# GIVEN ENTRIES start

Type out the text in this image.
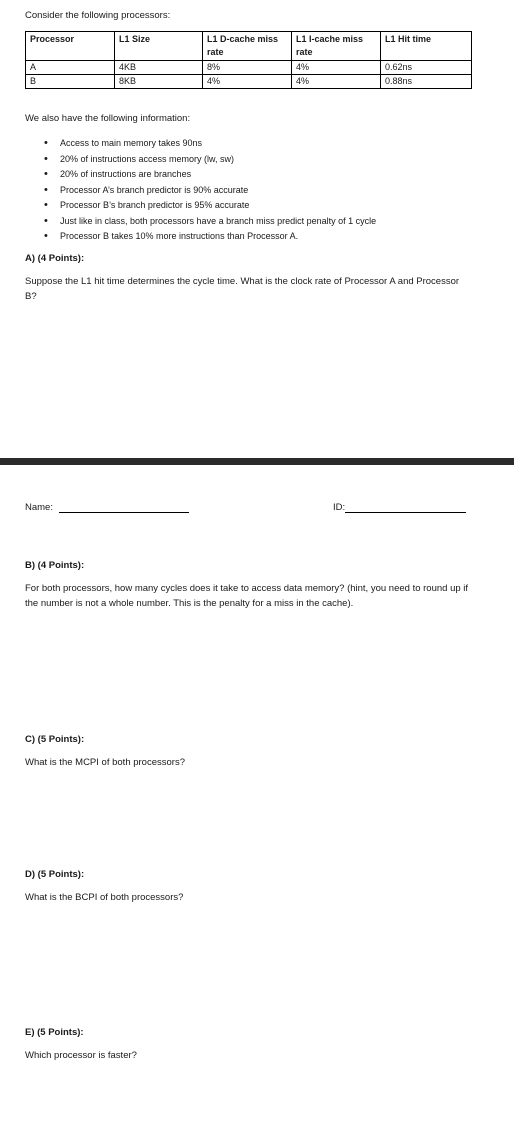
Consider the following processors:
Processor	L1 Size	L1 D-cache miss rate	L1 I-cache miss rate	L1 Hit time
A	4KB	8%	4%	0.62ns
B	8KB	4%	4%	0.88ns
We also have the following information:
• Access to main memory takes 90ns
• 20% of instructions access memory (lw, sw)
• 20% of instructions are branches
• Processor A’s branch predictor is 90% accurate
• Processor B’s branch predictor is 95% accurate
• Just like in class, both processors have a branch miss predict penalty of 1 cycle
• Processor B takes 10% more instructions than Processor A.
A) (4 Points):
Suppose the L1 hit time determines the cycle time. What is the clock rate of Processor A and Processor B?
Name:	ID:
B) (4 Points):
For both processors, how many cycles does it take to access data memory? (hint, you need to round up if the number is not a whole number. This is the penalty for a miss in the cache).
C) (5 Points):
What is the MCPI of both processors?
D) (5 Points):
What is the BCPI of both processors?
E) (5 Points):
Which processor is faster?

# GIVEN ENTRIES end
# GIVEN ENTRIES start

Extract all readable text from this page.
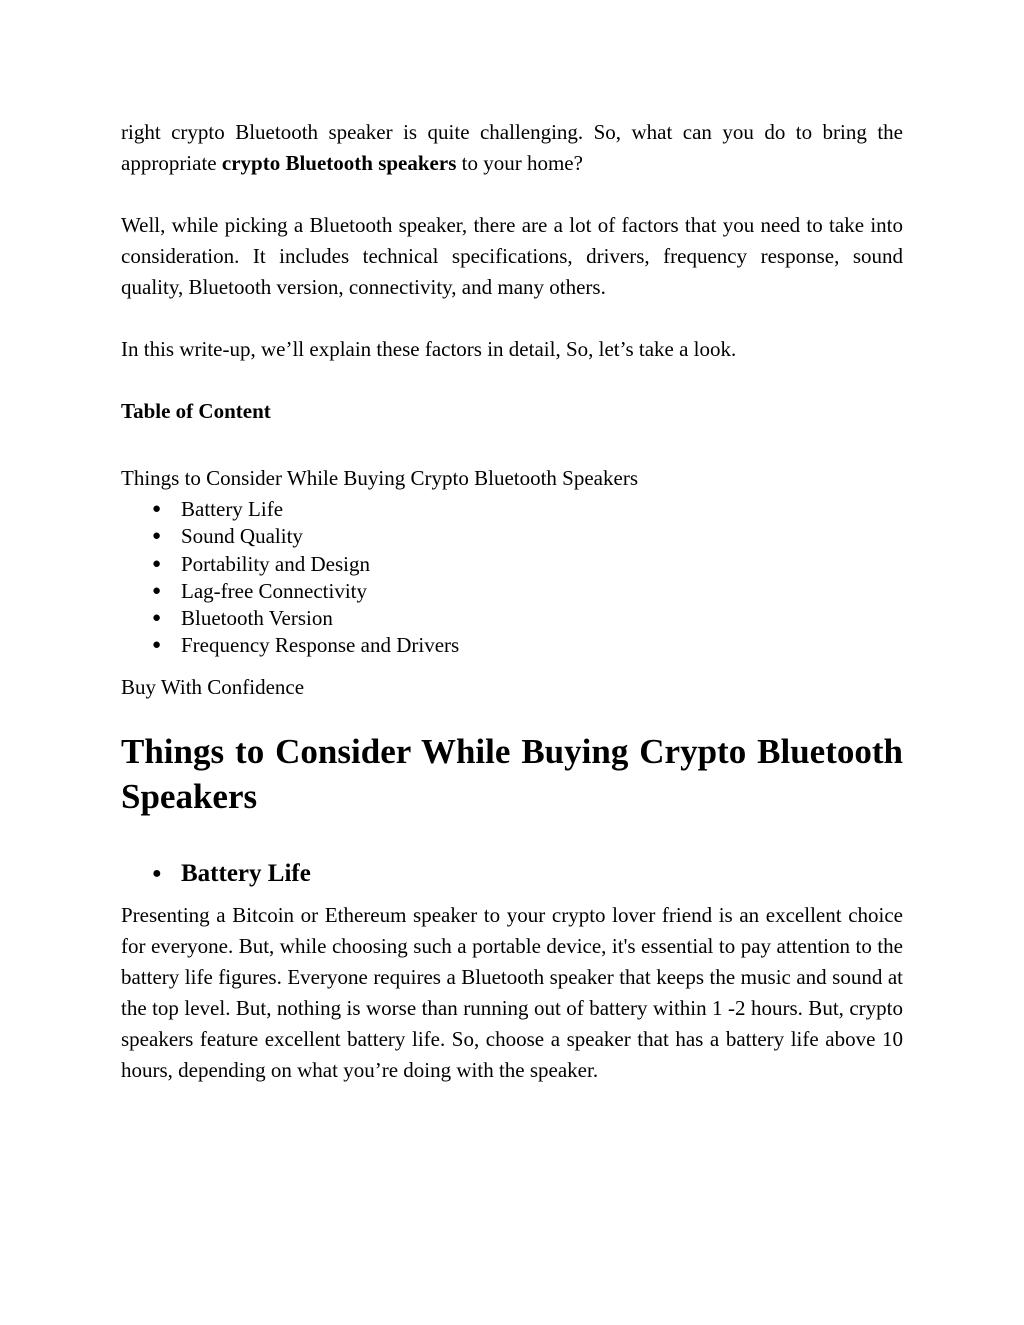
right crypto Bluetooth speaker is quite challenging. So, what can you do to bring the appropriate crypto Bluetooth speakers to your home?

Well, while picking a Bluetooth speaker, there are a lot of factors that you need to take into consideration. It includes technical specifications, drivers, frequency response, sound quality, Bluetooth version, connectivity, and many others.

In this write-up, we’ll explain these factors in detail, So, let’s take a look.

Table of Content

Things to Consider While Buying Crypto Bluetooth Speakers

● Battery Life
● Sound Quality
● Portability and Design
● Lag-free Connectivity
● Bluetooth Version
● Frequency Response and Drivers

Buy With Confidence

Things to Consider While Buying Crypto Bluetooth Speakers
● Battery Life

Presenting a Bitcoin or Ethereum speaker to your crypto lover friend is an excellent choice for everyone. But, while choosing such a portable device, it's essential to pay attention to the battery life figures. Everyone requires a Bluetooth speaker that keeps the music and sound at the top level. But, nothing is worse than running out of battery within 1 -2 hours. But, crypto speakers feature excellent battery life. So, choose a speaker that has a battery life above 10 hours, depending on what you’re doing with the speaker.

# GIVEN ENTRIES end

* [EXERCISE DESCRIPTION] Select all lines in the listing that include the word "both".

* [FULL RESPONSE]
• Just like in class, both processors have a branch miss predict penalty of 1 cycle
For both processors, how many cycles does it take to access data memory? (hint, you need to round up if the number is not a whole number. This is the penalty for a miss in the cache).
What is the MCPI of both processors?
What is the BCPI of both processors?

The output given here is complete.